■ **Task instructions**:
In the copy, include every entry exactly but none of the pictures.

─── Records for processing

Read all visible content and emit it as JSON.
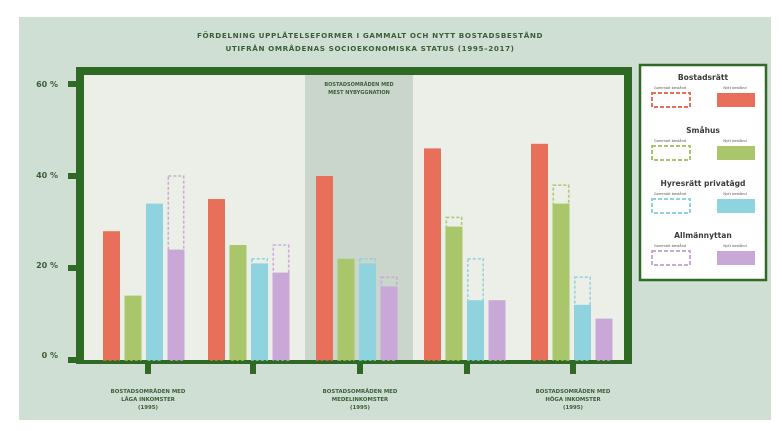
{
  "chart_data": {
    "type": "bar",
    "title_line1": "FÖRDELNING UPPLÅTELSEFORMER I GAMMALT OCH NYTT BOSTADSBESTÅND",
    "title_line2": "UTIFRÅN OMRÅDENAS SOCIOEKONOMISKA STATUS (1995–2017)",
    "y_ticks": [
      "60 %",
      "40 %",
      "20 %",
      "0 %"
    ],
    "ylim": [
      0,
      60
    ],
    "unit": "%",
    "highlight_label": "BOSTADSOMRÅDEN MED MEST NYBYGGNATION",
    "category_labels": [
      {
        "lines": [
          "BOSTADSOMRÅDEN MED",
          "LÅGA INKOMSTER",
          "(1995)"
        ]
      },
      {
        "lines": [
          "BOSTADSOMRÅDEN MED",
          "MEDELINKOMSTER",
          "(1995)"
        ]
      },
      {
        "lines": [
          "BOSTADSOMRÅDEN MED",
          "HÖGA INKOMSTER",
          "(1995)"
        ]
      }
    ],
    "groups": 5,
    "series": [
      {
        "name": "Bostadsrätt",
        "color": "#e8705a",
        "new": [
          28,
          35,
          40,
          46,
          47
        ],
        "old": [
          20,
          29,
          35,
          38,
          42
        ]
      },
      {
        "name": "Småhus",
        "color": "#a9c76a",
        "new": [
          14,
          25,
          22,
          29,
          34
        ],
        "old": [
          8,
          18,
          20,
          31,
          38
        ]
      },
      {
        "name": "Hyresrätt privatägd",
        "color": "#8fd3df",
        "new": [
          34,
          21,
          21,
          13,
          12
        ],
        "old": [
          30,
          22,
          22,
          22,
          18
        ]
      },
      {
        "name": "Allmännyttan",
        "color": "#c9a8d8",
        "new": [
          24,
          19,
          16,
          13,
          9
        ],
        "old": [
          40,
          25,
          18,
          8,
          5
        ]
      }
    ],
    "legend": {
      "old_label": "Gammalt bestånd",
      "new_label": "Nytt bestånd"
    },
    "colors": {
      "background": "#cfdfd3",
      "frame": "#2f6a25",
      "plot_bg": "#ecefe7",
      "highlight": "#cad6cc",
      "title": "#3b5e39"
    }
  }
}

──────

■ **Final answer**:
Read all visible content and emit it as JSON.
{
  "chart_data": {
    "type": "bar",
    "title_line1": "FÖRDELNING UPPLÅTELSEFORMER I GAMMALT OCH NYTT BOSTADSBESTÅND",
    "title_line2": "UTIFRÅN OMRÅDENAS SOCIOEKONOMISKA STATUS (1995–2017)",
    "y_ticks": [
      "60 %",
      "40 %",
      "20 %",
      "0 %"
    ],
    "ylim": [
      0,
      60
    ],
    "unit": "%",
    "highlight_label": "BOSTADSOMRÅDEN MED MEST NYBYGGNATION",
    "category_labels": [
      {
        "lines": [
          "BOSTADSOMRÅDEN MED",
          "LÅGA INKOMSTER",
          "(1995)"
        ]
      },
      {
        "lines": [
          "BOSTADSOMRÅDEN MED",
          "MEDELINKOMSTER",
          "(1995)"
        ]
      },
      {
        "lines": [
          "BOSTADSOMRÅDEN MED",
          "HÖGA INKOMSTER",
          "(1995)"
        ]
      }
    ],
    "groups": 5,
    "series": [
      {
        "name": "Bostadsrätt",
        "color": "#e8705a",
        "new": [
          28,
          35,
          40,
          46,
          47
        ],
        "old": [
          20,
          29,
          35,
          38,
          42
        ]
      },
      {
        "name": "Småhus",
        "color": "#a9c76a",
        "new": [
          14,
          25,
          22,
          29,
          34
        ],
        "old": [
          8,
          18,
          20,
          31,
          38
        ]
      },
      {
        "name": "Hyresrätt privatägd",
        "color": "#8fd3df",
        "new": [
          34,
          21,
          21,
          13,
          12
        ],
        "old": [
          30,
          22,
          22,
          22,
          18
        ]
      },
      {
        "name": "Allmännyttan",
        "color": "#c9a8d8",
        "new": [
          24,
          19,
          16,
          13,
          9
        ],
        "old": [
          40,
          25,
          18,
          8,
          5
        ]
      }
    ],
    "legend": {
      "old_label": "Gammalt bestånd",
      "new_label": "Nytt bestånd"
    },
    "colors": {
      "background": "#cfdfd3",
      "frame": "#2f6a25",
      "plot_bg": "#ecefe7",
      "highlight": "#cad6cc",
      "title": "#3b5e39"
    }
  }
}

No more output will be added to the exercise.